■ THE REQUEST ■
Extract, word for word, each line from the line holding "Type out the text in this image." through the end of the records. Omit every picture.

--- MATERIAL FOR THIS EXERCISE ---

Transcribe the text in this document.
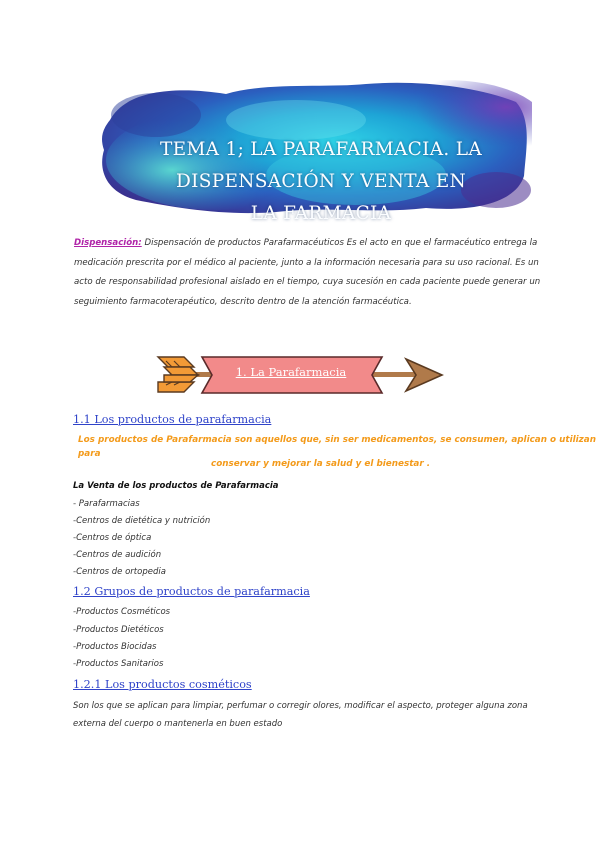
TEMA 1; LA PARAFARMACIA. LA DISPENSACIÓN Y VENTA EN
LA FARMACIA
Dispensación: Dispensación de productos Parafarmacéuticos Es el acto en que el farmacéutico entrega la medicación prescrita por el médico al paciente, junto a la información necesaria para su uso racional. Es un acto de responsabilidad profesional aislado en el tiempo, cuya sucesión en cada paciente puede generar un seguimiento farmacoterapéutico, descrito dentro de la atención farmacéutica.
1. La Parafarmacia
1.1 Los productos de parafarmacia
Los productos de Parafarmacia son aquellos que, sin ser medicamentos, se consumen, aplican o utilizan para
conservar y mejorar la salud y el bienestar .
La Venta de los productos de Parafarmacia
- Parafarmacias
-Centros de dietética y nutrición
-Centros de óptica
-Centros de audición
-Centros de ortopedia
1.2 Grupos de productos de parafarmacia
-Productos Cosméticos
-Productos Dietéticos
-Productos Biocidas
-Productos Sanitarios
1.2.1 Los productos cosméticos
Son los que se aplican para limpiar, perfumar o corregir olores, modificar el aspecto, proteger alguna zona
externa del cuerpo o mantenerla en buen estado
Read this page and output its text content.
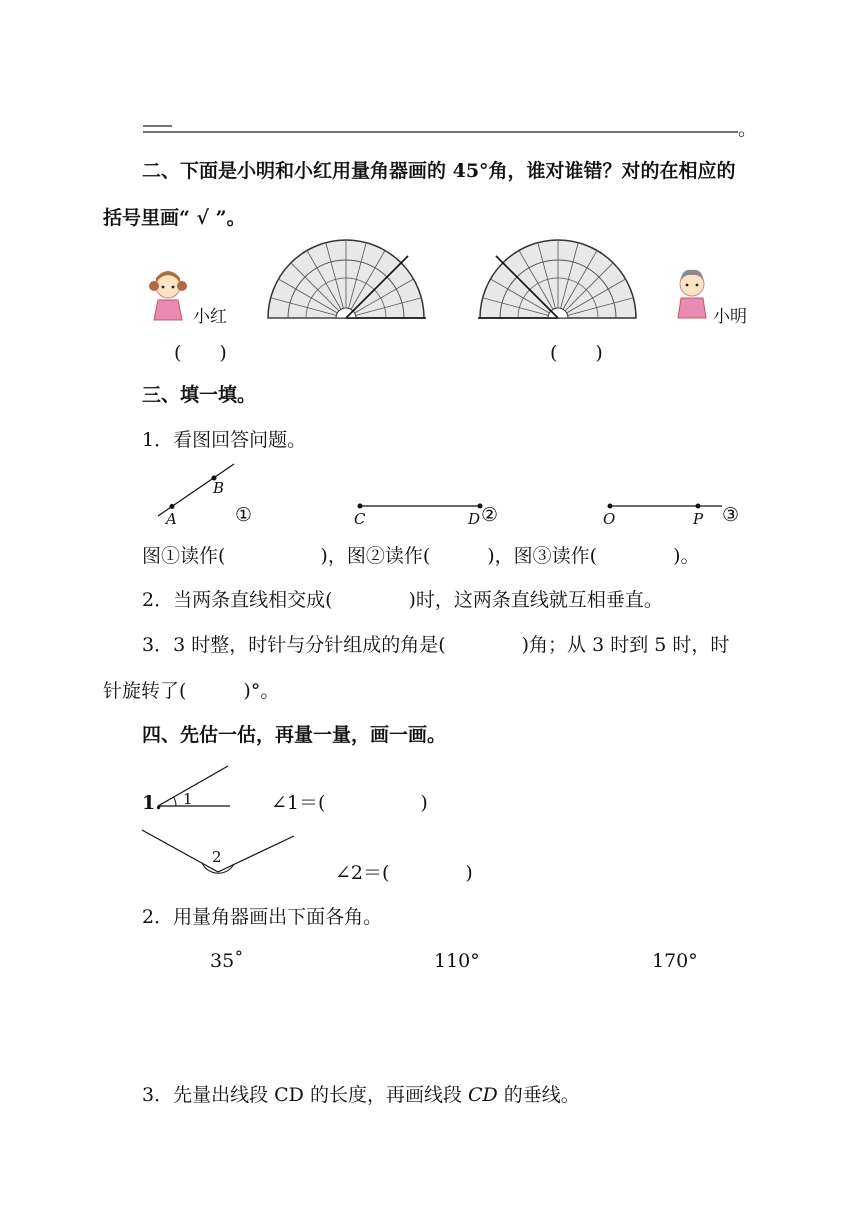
。
二、下面是小明和小红用量角器画的 45°角，谁对谁错？对的在相应的
括号里画“ √ ”。
小红	小明
(　　)	(　　)
三、填一填。
1．看图回答问题。
A
B
①	C	D ②	O	P ③
图①读作(　　　　　)，图②读作(　　　)，图③读作(　　　　)。
2．当两条直线相交成(　　　　)时，这两条直线就互相垂直。
3．3 时整，时针与分针组成的角是(　　　　)角；从 3 时到 5 时，时
针旋转了(　　　)°。
四、先估一估，再量一量，画一画。
1. 1	∠1＝(　　　　　)
2
∠2＝(　　　　)
2．用量角器画出下面各角。
35˚	110°	170°
3．先量出线段 CD 的长度，再画线段 CD 的垂线。
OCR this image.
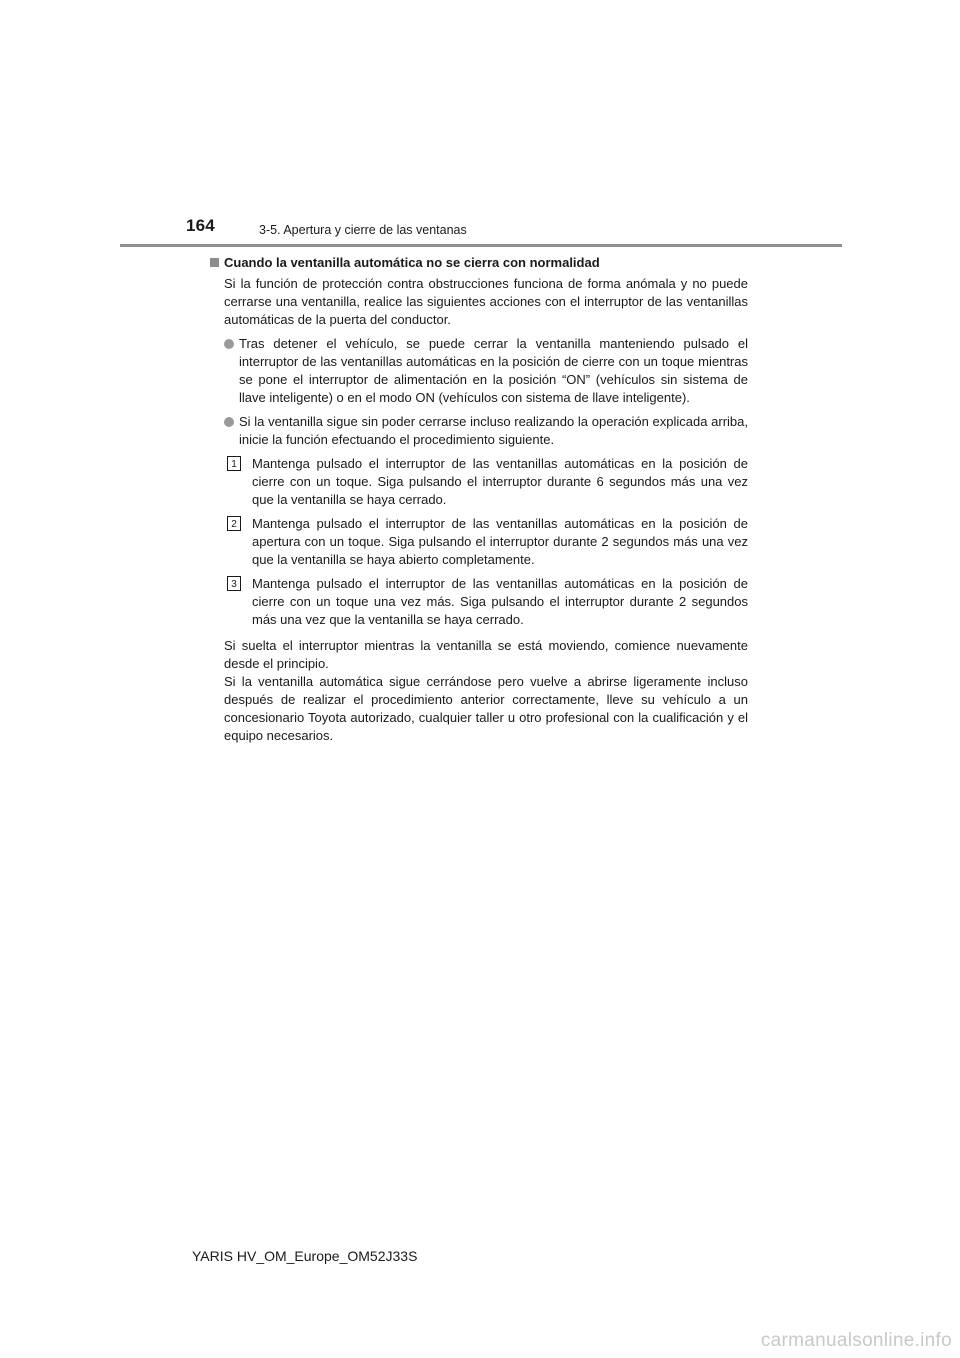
164	3-5. Apertura y cierre de las ventanas
Cuando la ventanilla automática no se cierra con normalidad
Si la función de protección contra obstrucciones funciona de forma anómala y no puede cerrarse una ventanilla, realice las siguientes acciones con el interruptor de las ventanillas automáticas de la puerta del conductor.
Tras detener el vehículo, se puede cerrar la ventanilla manteniendo pulsado el interruptor de las ventanillas automáticas en la posición de cierre con un toque mientras se pone el interruptor de alimentación en la posición “ON” (vehículos sin sistema de llave inteligente) o en el modo ON (vehículos con sistema de llave inteligente).
Si la ventanilla sigue sin poder cerrarse incluso realizando la operación explicada arriba, inicie la función efectuando el procedimiento siguiente.
1	Mantenga pulsado el interruptor de las ventanillas automáticas en la posición de cierre con un toque. Siga pulsando el interruptor durante 6 segundos más una vez que la ventanilla se haya cerrado.
2	Mantenga pulsado el interruptor de las ventanillas automáticas en la posición de apertura con un toque. Siga pulsando el interruptor durante 2 segundos más una vez que la ventanilla se haya abierto completamente.
3	Mantenga pulsado el interruptor de las ventanillas automáticas en la posición de cierre con un toque una vez más. Siga pulsando el interruptor durante 2 segundos más una vez que la ventanilla se haya cerrado.

Si suelta el interruptor mientras la ventanilla se está moviendo, comience nuevamente desde el principio.

Si la ventanilla automática sigue cerrándose pero vuelve a abrirse ligeramente incluso después de realizar el procedimiento anterior correctamente, lleve su vehículo a un concesionario Toyota autorizado, cualquier taller u otro profesional con la cualificación y el equipo necesarios.

YARIS HV_OM_Europe_OM52J33S
carmanualsonline.info
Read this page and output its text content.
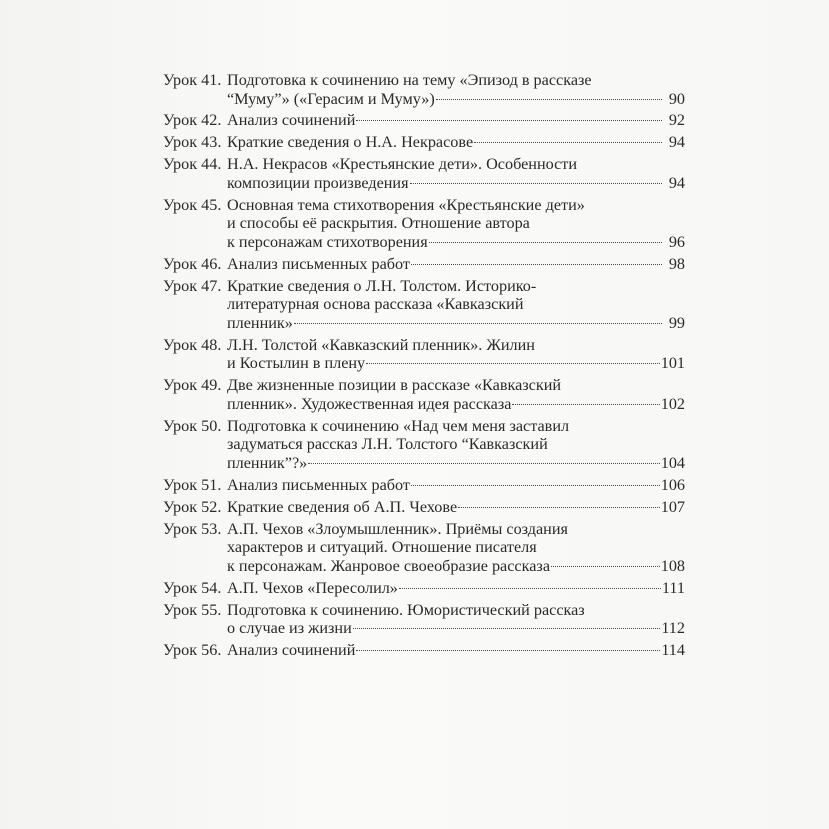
Урок 41. Подготовка к сочинению на тему «Эпизод в рассказе
“Муму”» («Герасим и Муму»)	90
Урок 42. Анализ сочинений	92
Урок 43. Краткие сведения о Н.А. Некрасове	94
Урок 44. Н.А. Некрасов «Крестьянские дети». Особенности
композиции произведения	94
Урок 45. Основная тема стихотворения «Крестьянские дети»
и способы её раскрытия. Отношение автора
к персонажам стихотворения	96
Урок 46. Анализ письменных работ	98
Урок 47. Краткие сведения о Л.Н. Толстом. Историко-
литературная основа рассказа «Кавказский
пленник»	99
Урок 48. Л.Н. Толстой «Кавказский пленник». Жилин
и Костылин в плену	101
Урок 49. Две жизненные позиции в рассказе «Кавказский
пленник». Художественная идея рассказа	102
Урок 50. Подготовка к сочинению «Над чем меня заставил
задуматься рассказ Л.Н. Толстого “Кавказский
пленник”?»	104
Урок 51. Анализ письменных работ	106
Урок 52. Краткие сведения об А.П. Чехове	107
Урок 53. А.П. Чехов «Злоумышленник». Приёмы создания
характеров и ситуаций. Отношение писателя
к персонажам. Жанровое своеобразие рассказа	108
Урок 54. А.П. Чехов «Пересолил»	111
Урок 55. Подготовка к сочинению. Юмористический рассказ
о случае из жизни	112
Урок 56. Анализ сочинений	114
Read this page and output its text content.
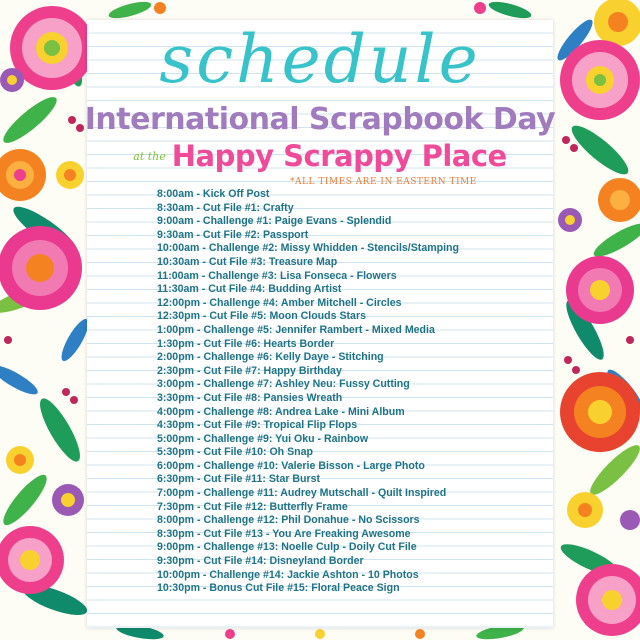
schedule
International Scrapbook Day
at the Happy Scrappy Place
*ALL TIMES ARE IN EASTERN TIME
8:00am - Kick Off Post
8:30am - Cut File #1: Crafty
9:00am - Challenge #1: Paige Evans - Splendid
9:30am - Cut File #2: Passport
10:00am - Challenge #2: Missy Whidden - Stencils/Stamping
10:30am - Cut File #3: Treasure Map
11:00am - Challenge #3: Lisa Fonseca - Flowers
11:30am - Cut File #4: Budding Artist
12:00pm - Challenge #4: Amber Mitchell - Circles
12:30pm - Cut File #5: Moon Clouds Stars
1:00pm - Challenge #5: Jennifer Rambert - Mixed Media
1:30pm - Cut File #6: Hearts Border
2:00pm - Challenge #6: Kelly Daye - Stitching
2:30pm - Cut File #7: Happy Birthday
3:00pm - Challenge #7: Ashley Neu: Fussy Cutting
3:30pm - Cut File #8: Pansies Wreath
4:00pm - Challenge #8: Andrea Lake - Mini Album
4:30pm - Cut File #9: Tropical Flip Flops
5:00pm - Challenge #9: Yui Oku - Rainbow
5:30pm - Cut File #10: Oh Snap
6:00pm - Challenge #10: Valerie Bisson - Large Photo
6:30pm - Cut File #11: Star Burst
7:00pm - Challenge #11: Audrey Mutschall - Quilt Inspired
7:30pm - Cut File #12: Butterfly Frame
8:00pm - Challenge #12: Phil Donahue - No Scissors
8:30pm - Cut File #13 - You Are Freaking Awesome
9:00pm - Challenge #13: Noelle Culp - Doily Cut File
9:30pm - Cut File #14: Disneyland Border
10:00pm - Challenge #14: Jackie Ashton - 10 Photos
10:30pm - Bonus Cut File #15: Floral Peace Sign
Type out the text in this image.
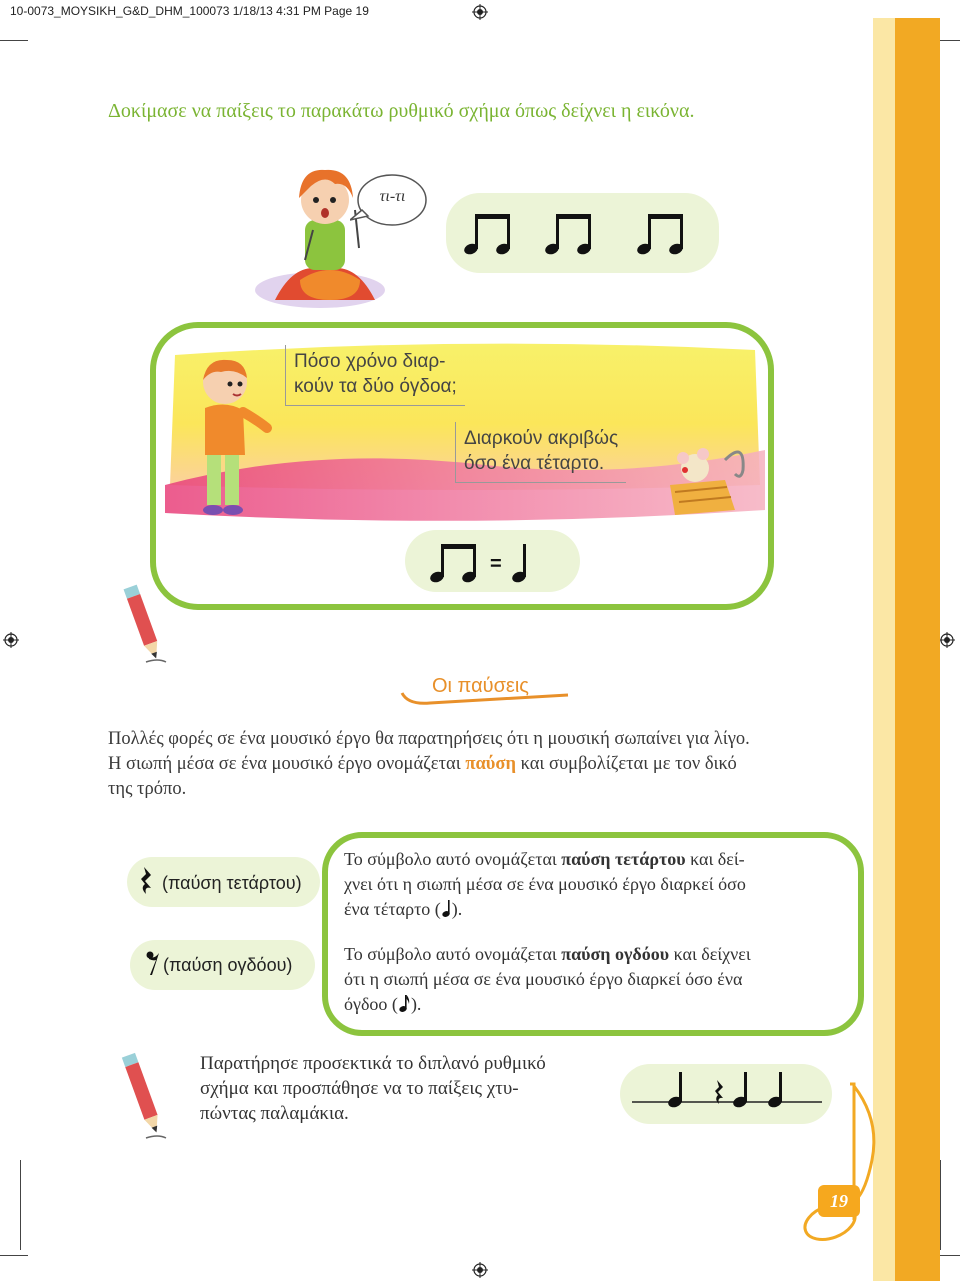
10-0073_MOYSIKH_G&D_DHM_100073 1/18/13 4:31 PM Page 19
Δοκίμασε να παίξεις το παρακάτω ρυθμικό σχήμα όπως δείχνει η εικόνα.
τι-τι
Πόσο χρόνο διαρ-
κούν τα δύο όγδοα;
Διαρκούν ακριβώς
όσο ένα τέταρτο.
=
Οι παύσεις
Πολλές φορές σε ένα μουσικό έργο θα παρατηρήσεις ότι η μουσική σωπαίνει για λίγο.
Η σιωπή μέσα σε ένα μουσικό έργο ονομάζεται παύση και συμβολίζεται με τον δικό
της τρόπο.
(παύση τετάρτου)
(παύση ογδόου)
Το σύμβολο αυτό ονομάζεται παύση τετάρτου και δεί-
χνει ότι η σιωπή μέσα σε ένα μουσικό έργο διαρκεί όσο
ένα τέταρτο ( ).
Το σύμβολο αυτό ονομάζεται παύση ογδόου και δείχνει
ότι η σιωπή μέσα σε ένα μουσικό έργο διαρκεί όσο ένα
όγδοο ( ).
Παρατήρησε προσεκτικά το διπλανό ρυθμικό
σχήμα και προσπάθησε να το παίξεις χτυ-
πώντας παλαμάκια.
19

---

■ SOLUTION ■
Type out the text in this image.
10-0073_MOYSIKH_G&D_DHM_100073 1/18/13 4:31 PM Page 19
Δοκίμασε να παίξεις το παρακάτω ρυθμικό σχήμα όπως δείχνει η εικόνα.
τι-τι
Πόσο χρόνο διαρ-
κούν τα δύο όγδοα;
Διαρκούν ακριβώς
όσο ένα τέταρτο.
=
Οι παύσεις
Πολλές φορές σε ένα μουσικό έργο θα παρατηρήσεις ότι η μουσική σωπαίνει για λίγο.
Η σιωπή μέσα σε ένα μουσικό έργο ονομάζεται παύση και συμβολίζεται με τον δικό
της τρόπο.
(παύση τετάρτου)
(παύση ογδόου)
Το σύμβολο αυτό ονομάζεται παύση τετάρτου και δεί-
χνει ότι η σιωπή μέσα σε ένα μουσικό έργο διαρκεί όσο
ένα τέταρτο ( ).
Το σύμβολο αυτό ονομάζεται παύση ογδόου και δείχνει
ότι η σιωπή μέσα σε ένα μουσικό έργο διαρκεί όσο ένα
όγδοο ( ).
Παρατήρησε προσεκτικά το διπλανό ρυθμικό
σχήμα και προσπάθησε να το παίξεις χτυ-
πώντας παλαμάκια.
19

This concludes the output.